Copy each line that holds "certains".

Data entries
# # #
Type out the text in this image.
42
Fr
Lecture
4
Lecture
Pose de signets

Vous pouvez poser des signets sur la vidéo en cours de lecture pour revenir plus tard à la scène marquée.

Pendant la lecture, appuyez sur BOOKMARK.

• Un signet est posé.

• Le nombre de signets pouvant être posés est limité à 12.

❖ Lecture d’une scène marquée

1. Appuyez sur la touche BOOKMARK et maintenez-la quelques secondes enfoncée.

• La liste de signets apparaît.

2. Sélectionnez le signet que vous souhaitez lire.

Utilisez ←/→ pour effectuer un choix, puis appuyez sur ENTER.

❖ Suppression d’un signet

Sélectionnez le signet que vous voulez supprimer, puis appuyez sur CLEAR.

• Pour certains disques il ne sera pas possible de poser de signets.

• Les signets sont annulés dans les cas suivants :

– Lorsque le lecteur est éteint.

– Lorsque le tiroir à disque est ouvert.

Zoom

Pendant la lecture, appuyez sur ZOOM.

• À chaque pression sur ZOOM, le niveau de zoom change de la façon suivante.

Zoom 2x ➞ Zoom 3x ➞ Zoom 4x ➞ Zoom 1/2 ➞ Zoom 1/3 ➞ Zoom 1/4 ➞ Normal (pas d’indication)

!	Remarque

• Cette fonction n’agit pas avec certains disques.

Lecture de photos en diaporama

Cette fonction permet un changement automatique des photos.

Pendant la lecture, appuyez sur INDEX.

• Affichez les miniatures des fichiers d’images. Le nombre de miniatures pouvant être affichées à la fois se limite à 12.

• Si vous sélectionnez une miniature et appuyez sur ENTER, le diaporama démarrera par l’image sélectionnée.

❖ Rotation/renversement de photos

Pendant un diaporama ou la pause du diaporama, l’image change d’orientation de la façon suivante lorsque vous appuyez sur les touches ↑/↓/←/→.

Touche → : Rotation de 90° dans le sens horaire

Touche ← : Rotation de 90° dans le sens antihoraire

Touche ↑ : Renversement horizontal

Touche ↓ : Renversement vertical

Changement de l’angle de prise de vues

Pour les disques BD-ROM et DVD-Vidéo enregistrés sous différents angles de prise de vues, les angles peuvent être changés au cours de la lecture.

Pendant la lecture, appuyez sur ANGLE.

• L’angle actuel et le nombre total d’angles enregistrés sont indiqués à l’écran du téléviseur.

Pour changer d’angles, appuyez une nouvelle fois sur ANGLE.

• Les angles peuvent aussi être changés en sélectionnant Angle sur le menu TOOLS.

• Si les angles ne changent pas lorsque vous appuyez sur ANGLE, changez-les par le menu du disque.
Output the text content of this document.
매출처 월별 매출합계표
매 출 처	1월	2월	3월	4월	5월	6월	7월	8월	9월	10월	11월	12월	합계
# # #
Worked answer
• Pour certains disques il ne sera pas possible de poser de signets.
• Cette fonction n’agit pas avec certains disques.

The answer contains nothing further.